_Objective_
Every entry below should be printed exactly, without its images.

......

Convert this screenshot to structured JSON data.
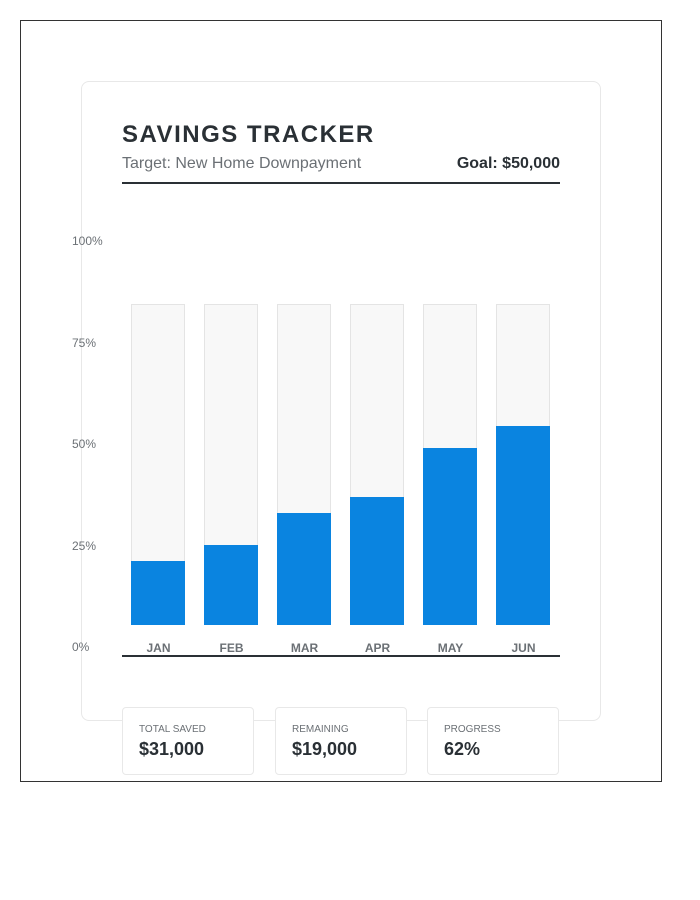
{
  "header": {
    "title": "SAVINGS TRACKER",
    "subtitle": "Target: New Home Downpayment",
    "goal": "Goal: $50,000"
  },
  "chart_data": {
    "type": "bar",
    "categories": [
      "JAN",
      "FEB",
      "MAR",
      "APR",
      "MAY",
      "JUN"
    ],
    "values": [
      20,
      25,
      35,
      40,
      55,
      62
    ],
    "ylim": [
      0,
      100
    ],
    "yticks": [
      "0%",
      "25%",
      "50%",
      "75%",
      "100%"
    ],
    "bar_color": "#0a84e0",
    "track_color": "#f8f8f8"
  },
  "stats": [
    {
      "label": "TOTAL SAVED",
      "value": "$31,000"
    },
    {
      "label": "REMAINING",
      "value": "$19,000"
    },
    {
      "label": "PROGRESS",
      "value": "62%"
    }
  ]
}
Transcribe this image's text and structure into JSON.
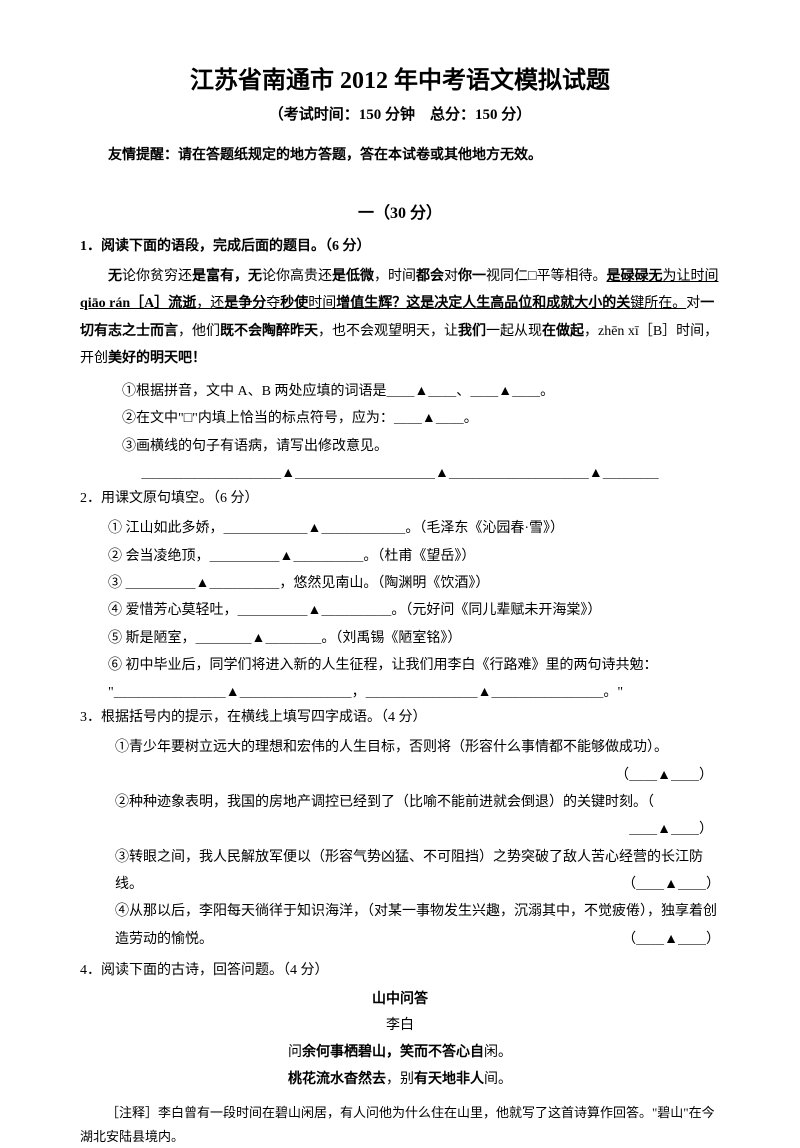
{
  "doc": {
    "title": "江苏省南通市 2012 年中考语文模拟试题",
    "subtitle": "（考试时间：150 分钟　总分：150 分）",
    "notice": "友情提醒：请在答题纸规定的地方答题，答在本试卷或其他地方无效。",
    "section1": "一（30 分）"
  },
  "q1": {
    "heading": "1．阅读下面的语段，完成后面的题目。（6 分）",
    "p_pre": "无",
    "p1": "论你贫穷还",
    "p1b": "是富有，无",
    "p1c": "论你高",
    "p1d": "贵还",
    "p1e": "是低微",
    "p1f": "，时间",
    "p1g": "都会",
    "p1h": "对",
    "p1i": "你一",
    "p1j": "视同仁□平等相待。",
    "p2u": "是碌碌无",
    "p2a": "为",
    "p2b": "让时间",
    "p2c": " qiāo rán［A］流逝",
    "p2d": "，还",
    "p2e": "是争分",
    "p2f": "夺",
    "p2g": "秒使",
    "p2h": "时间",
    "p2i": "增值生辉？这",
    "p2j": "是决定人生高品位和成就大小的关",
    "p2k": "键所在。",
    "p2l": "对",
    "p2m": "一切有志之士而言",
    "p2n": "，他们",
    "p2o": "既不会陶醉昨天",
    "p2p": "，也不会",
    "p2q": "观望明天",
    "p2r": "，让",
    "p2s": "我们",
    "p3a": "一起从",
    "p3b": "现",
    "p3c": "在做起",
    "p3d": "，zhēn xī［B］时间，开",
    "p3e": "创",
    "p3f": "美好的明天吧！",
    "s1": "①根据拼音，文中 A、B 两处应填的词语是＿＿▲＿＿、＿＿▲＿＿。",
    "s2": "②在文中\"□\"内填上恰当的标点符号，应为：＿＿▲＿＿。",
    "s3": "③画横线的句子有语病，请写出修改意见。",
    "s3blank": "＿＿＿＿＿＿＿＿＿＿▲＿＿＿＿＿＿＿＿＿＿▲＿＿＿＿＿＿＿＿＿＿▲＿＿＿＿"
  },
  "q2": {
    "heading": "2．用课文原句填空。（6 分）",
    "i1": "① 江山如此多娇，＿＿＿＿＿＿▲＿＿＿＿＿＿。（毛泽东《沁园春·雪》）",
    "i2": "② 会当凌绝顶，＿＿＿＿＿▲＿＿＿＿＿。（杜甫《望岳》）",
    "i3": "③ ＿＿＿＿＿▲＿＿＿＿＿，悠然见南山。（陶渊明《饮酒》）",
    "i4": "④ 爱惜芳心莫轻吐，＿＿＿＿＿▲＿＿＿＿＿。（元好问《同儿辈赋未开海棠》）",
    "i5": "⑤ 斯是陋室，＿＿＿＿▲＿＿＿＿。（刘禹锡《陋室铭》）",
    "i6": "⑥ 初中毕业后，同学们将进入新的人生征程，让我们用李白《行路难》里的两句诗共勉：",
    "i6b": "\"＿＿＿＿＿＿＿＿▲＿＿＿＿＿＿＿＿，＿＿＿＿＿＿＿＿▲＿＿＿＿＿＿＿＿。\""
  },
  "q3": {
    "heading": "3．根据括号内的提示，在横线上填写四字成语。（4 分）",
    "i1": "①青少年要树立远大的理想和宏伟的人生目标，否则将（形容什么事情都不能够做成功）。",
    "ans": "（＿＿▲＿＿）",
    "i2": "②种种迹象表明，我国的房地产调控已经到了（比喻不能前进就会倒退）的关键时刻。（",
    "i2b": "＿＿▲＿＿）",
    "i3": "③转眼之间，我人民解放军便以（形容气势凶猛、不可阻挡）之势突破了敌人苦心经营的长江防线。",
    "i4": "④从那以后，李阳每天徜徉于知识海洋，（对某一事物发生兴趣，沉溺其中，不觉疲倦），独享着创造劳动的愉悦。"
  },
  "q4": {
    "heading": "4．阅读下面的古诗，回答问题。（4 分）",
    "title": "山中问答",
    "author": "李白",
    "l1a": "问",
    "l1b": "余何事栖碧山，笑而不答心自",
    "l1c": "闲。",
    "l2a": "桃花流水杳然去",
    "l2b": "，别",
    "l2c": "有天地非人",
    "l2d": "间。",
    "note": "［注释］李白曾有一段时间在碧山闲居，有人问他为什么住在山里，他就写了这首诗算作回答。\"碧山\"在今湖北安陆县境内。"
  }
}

......

_Completed task_
Convert this screenshot to structured JSON data.
{
  "header": {
    "title": "SAVINGS TRACKER",
    "subtitle": "Target: New Home Downpayment",
    "goal": "Goal: $50,000"
  },
  "chart_data": {
    "type": "bar",
    "categories": [
      "JAN",
      "FEB",
      "MAR",
      "APR",
      "MAY",
      "JUN"
    ],
    "values": [
      20,
      25,
      35,
      40,
      55,
      62
    ],
    "ylim": [
      0,
      100
    ],
    "yticks": [
      "0%",
      "25%",
      "50%",
      "75%",
      "100%"
    ],
    "bar_color": "#0a84e0",
    "track_color": "#f8f8f8"
  },
  "stats": [
    {
      "label": "TOTAL SAVED",
      "value": "$31,000"
    },
    {
      "label": "REMAINING",
      "value": "$19,000"
    },
    {
      "label": "PROGRESS",
      "value": "62%"
    }
  ]
}
Transcribe this image's text and structure into JSON.
{
  "doc": {
    "title": "江苏省南通市 2012 年中考语文模拟试题",
    "subtitle": "（考试时间：150 分钟　总分：150 分）",
    "notice": "友情提醒：请在答题纸规定的地方答题，答在本试卷或其他地方无效。",
    "section1": "一（30 分）"
  },
  "q1": {
    "heading": "1．阅读下面的语段，完成后面的题目。（6 分）",
    "p_pre": "无",
    "p1": "论你贫穷还",
    "p1b": "是富有，无",
    "p1c": "论你高",
    "p1d": "贵还",
    "p1e": "是低微",
    "p1f": "，时间",
    "p1g": "都会",
    "p1h": "对",
    "p1i": "你一",
    "p1j": "视同仁□平等相待。",
    "p2u": "是碌碌无",
    "p2a": "为",
    "p2b": "让时间",
    "p2c": " qiāo rán［A］流逝",
    "p2d": "，还",
    "p2e": "是争分",
    "p2f": "夺",
    "p2g": "秒使",
    "p2h": "时间",
    "p2i": "增值生辉？这",
    "p2j": "是决定人生高品位和成就大小的关",
    "p2k": "键所在。",
    "p2l": "对",
    "p2m": "一切有志之士而言",
    "p2n": "，他们",
    "p2o": "既不会陶醉昨天",
    "p2p": "，也不会",
    "p2q": "观望明天",
    "p2r": "，让",
    "p2s": "我们",
    "p3a": "一起从",
    "p3b": "现",
    "p3c": "在做起",
    "p3d": "，zhēn xī［B］时间，开",
    "p3e": "创",
    "p3f": "美好的明天吧！",
    "s1": "①根据拼音，文中 A、B 两处应填的词语是＿＿▲＿＿、＿＿▲＿＿。",
    "s2": "②在文中\"□\"内填上恰当的标点符号，应为：＿＿▲＿＿。",
    "s3": "③画横线的句子有语病，请写出修改意见。",
    "s3blank": "＿＿＿＿＿＿＿＿＿＿▲＿＿＿＿＿＿＿＿＿＿▲＿＿＿＿＿＿＿＿＿＿▲＿＿＿＿"
  },
  "q2": {
    "heading": "2．用课文原句填空。（6 分）",
    "i1": "① 江山如此多娇，＿＿＿＿＿＿▲＿＿＿＿＿＿。（毛泽东《沁园春·雪》）",
    "i2": "② 会当凌绝顶，＿＿＿＿＿▲＿＿＿＿＿。（杜甫《望岳》）",
    "i3": "③ ＿＿＿＿＿▲＿＿＿＿＿，悠然见南山。（陶渊明《饮酒》）",
    "i4": "④ 爱惜芳心莫轻吐，＿＿＿＿＿▲＿＿＿＿＿。（元好问《同儿辈赋未开海棠》）",
    "i5": "⑤ 斯是陋室，＿＿＿＿▲＿＿＿＿。（刘禹锡《陋室铭》）",
    "i6": "⑥ 初中毕业后，同学们将进入新的人生征程，让我们用李白《行路难》里的两句诗共勉：",
    "i6b": "\"＿＿＿＿＿＿＿＿▲＿＿＿＿＿＿＿＿，＿＿＿＿＿＿＿＿▲＿＿＿＿＿＿＿＿。\""
  },
  "q3": {
    "heading": "3．根据括号内的提示，在横线上填写四字成语。（4 分）",
    "i1": "①青少年要树立远大的理想和宏伟的人生目标，否则将（形容什么事情都不能够做成功）。",
    "ans": "（＿＿▲＿＿）",
    "i2": "②种种迹象表明，我国的房地产调控已经到了（比喻不能前进就会倒退）的关键时刻。（",
    "i2b": "＿＿▲＿＿）",
    "i3": "③转眼之间，我人民解放军便以（形容气势凶猛、不可阻挡）之势突破了敌人苦心经营的长江防线。",
    "i4": "④从那以后，李阳每天徜徉于知识海洋，（对某一事物发生兴趣，沉溺其中，不觉疲倦），独享着创造劳动的愉悦。"
  },
  "q4": {
    "heading": "4．阅读下面的古诗，回答问题。（4 分）",
    "title": "山中问答",
    "author": "李白",
    "l1a": "问",
    "l1b": "余何事栖碧山，笑而不答心自",
    "l1c": "闲。",
    "l2a": "桃花流水杳然去",
    "l2b": "，别",
    "l2c": "有天地非人",
    "l2d": "间。",
    "note": "［注释］李白曾有一段时间在碧山闲居，有人问他为什么住在山里，他就写了这首诗算作回答。\"碧山\"在今湖北安陆县境内。"
  }
}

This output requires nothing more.